Exercise brief: Copy out the whole listing below, every line unchanged and in the same order.

Given records:

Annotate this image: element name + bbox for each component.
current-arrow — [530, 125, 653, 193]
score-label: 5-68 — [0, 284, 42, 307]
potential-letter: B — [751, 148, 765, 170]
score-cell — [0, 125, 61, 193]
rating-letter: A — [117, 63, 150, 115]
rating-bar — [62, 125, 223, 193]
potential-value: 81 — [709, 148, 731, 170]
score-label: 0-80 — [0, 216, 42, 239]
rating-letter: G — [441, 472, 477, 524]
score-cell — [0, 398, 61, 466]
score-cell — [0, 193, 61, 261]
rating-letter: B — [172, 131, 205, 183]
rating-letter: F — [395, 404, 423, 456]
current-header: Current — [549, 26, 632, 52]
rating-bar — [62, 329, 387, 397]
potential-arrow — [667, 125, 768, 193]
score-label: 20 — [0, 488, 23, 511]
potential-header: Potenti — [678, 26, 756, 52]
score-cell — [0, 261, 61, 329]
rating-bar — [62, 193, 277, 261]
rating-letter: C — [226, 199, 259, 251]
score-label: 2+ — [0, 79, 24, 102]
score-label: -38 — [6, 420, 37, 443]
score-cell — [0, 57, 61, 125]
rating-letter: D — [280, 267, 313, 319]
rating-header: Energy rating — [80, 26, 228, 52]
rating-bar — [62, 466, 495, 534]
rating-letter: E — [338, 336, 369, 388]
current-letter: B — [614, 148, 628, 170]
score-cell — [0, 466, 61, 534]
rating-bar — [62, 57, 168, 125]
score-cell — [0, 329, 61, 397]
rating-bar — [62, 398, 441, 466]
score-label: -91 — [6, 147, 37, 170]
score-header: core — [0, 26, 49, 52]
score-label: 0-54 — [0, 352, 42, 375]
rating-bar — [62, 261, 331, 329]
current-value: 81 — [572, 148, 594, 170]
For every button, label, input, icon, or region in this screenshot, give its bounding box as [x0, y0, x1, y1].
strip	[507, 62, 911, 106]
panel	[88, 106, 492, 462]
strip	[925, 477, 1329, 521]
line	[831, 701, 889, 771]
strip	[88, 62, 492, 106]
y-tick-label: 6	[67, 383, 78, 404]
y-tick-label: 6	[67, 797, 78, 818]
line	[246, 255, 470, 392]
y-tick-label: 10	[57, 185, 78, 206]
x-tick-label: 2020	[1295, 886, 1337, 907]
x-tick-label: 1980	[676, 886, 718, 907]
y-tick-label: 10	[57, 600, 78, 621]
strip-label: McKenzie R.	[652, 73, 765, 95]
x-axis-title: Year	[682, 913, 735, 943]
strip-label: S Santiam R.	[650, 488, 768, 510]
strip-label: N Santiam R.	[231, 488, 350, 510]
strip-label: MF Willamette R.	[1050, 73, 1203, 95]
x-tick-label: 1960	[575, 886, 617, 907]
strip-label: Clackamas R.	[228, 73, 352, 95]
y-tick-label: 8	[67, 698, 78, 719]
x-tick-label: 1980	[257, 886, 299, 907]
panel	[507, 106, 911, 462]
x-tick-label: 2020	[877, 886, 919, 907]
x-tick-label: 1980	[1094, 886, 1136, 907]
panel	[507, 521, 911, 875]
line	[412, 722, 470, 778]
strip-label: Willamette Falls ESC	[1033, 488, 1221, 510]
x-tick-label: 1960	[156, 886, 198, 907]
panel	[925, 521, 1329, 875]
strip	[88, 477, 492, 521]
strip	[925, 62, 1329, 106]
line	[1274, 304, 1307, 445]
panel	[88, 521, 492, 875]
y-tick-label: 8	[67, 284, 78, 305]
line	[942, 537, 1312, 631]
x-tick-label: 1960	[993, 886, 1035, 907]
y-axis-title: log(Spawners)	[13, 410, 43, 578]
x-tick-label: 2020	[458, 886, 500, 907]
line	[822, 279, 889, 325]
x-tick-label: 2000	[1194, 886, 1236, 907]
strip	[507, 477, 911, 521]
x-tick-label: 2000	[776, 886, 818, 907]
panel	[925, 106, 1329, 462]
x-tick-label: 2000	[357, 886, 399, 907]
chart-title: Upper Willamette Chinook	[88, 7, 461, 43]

Solution to this problem:
Annotate this image: element name + bbox for each component.
current-arrow — [530, 125, 653, 193]
score-label: 5-68 — [0, 284, 42, 307]
potential-letter: B — [751, 148, 765, 170]
score-cell — [0, 125, 61, 193]
rating-letter: A — [117, 63, 150, 115]
rating-bar — [62, 125, 223, 193]
potential-value: 81 — [709, 148, 731, 170]
score-label: 0-80 — [0, 216, 42, 239]
rating-letter: G — [441, 472, 477, 524]
score-cell — [0, 398, 61, 466]
score-cell — [0, 193, 61, 261]
rating-letter: B — [172, 131, 205, 183]
rating-letter: F — [395, 404, 423, 456]
current-header: Current — [549, 26, 632, 52]
rating-bar — [62, 329, 387, 397]
potential-arrow — [667, 125, 768, 193]
score-label: 20 — [0, 488, 23, 511]
potential-header: Potenti — [678, 26, 756, 52]
score-cell — [0, 261, 61, 329]
rating-bar — [62, 193, 277, 261]
rating-letter: C — [226, 199, 259, 251]
score-label: 2+ — [0, 79, 24, 102]
score-label: -38 — [6, 420, 37, 443]
score-cell — [0, 57, 61, 125]
rating-letter: D — [280, 267, 313, 319]
rating-header: Energy rating — [80, 26, 228, 52]
rating-bar — [62, 466, 495, 534]
rating-letter: E — [338, 336, 369, 388]
current-letter: B — [614, 148, 628, 170]
score-cell — [0, 466, 61, 534]
rating-bar — [62, 57, 168, 125]
score-cell — [0, 329, 61, 397]
rating-bar — [62, 398, 441, 466]
score-label: -91 — [6, 147, 37, 170]
score-header: core — [0, 26, 49, 52]
score-label: 0-54 — [0, 352, 42, 375]
rating-bar — [62, 261, 331, 329]
current-value: 81 — [572, 148, 594, 170]
For every button, label, input, icon, or region in this screenshot, give its bounding box as [x0, y0, x1, y1].
strip	[507, 62, 911, 106]
panel	[88, 106, 492, 462]
strip	[925, 477, 1329, 521]
line	[831, 701, 889, 771]
strip	[88, 62, 492, 106]
y-tick-label: 6	[67, 383, 78, 404]
y-tick-label: 6	[67, 797, 78, 818]
line	[246, 255, 470, 392]
y-tick-label: 10	[57, 185, 78, 206]
x-tick-label: 2020	[1295, 886, 1337, 907]
x-tick-label: 1980	[676, 886, 718, 907]
y-tick-label: 10	[57, 600, 78, 621]
strip-label: McKenzie R.	[652, 73, 765, 95]
x-axis-title: Year	[682, 913, 735, 943]
strip-label: S Santiam R.	[650, 488, 768, 510]
strip-label: N Santiam R.	[231, 488, 350, 510]
strip-label: MF Willamette R.	[1050, 73, 1203, 95]
x-tick-label: 1960	[575, 886, 617, 907]
strip-label: Clackamas R.	[228, 73, 352, 95]
y-tick-label: 8	[67, 698, 78, 719]
x-tick-label: 1980	[257, 886, 299, 907]
panel	[507, 106, 911, 462]
x-tick-label: 2020	[877, 886, 919, 907]
x-tick-label: 1980	[1094, 886, 1136, 907]
panel	[507, 521, 911, 875]
line	[412, 722, 470, 778]
strip-label: Willamette Falls ESC	[1033, 488, 1221, 510]
x-tick-label: 1960	[156, 886, 198, 907]
panel	[925, 521, 1329, 875]
strip	[88, 477, 492, 521]
strip	[925, 62, 1329, 106]
line	[1274, 304, 1307, 445]
panel	[88, 521, 492, 875]
y-tick-label: 8	[67, 284, 78, 305]
line	[942, 537, 1312, 631]
x-tick-label: 1960	[993, 886, 1035, 907]
y-axis-title: log(Spawners)	[13, 410, 43, 578]
x-tick-label: 2020	[458, 886, 500, 907]
line	[822, 279, 889, 325]
x-tick-label: 2000	[1194, 886, 1236, 907]
strip	[507, 477, 911, 521]
x-tick-label: 2000	[776, 886, 818, 907]
panel	[925, 106, 1329, 462]
x-tick-label: 2000	[357, 886, 399, 907]
chart-title: Upper Willamette Chinook	[88, 7, 461, 43]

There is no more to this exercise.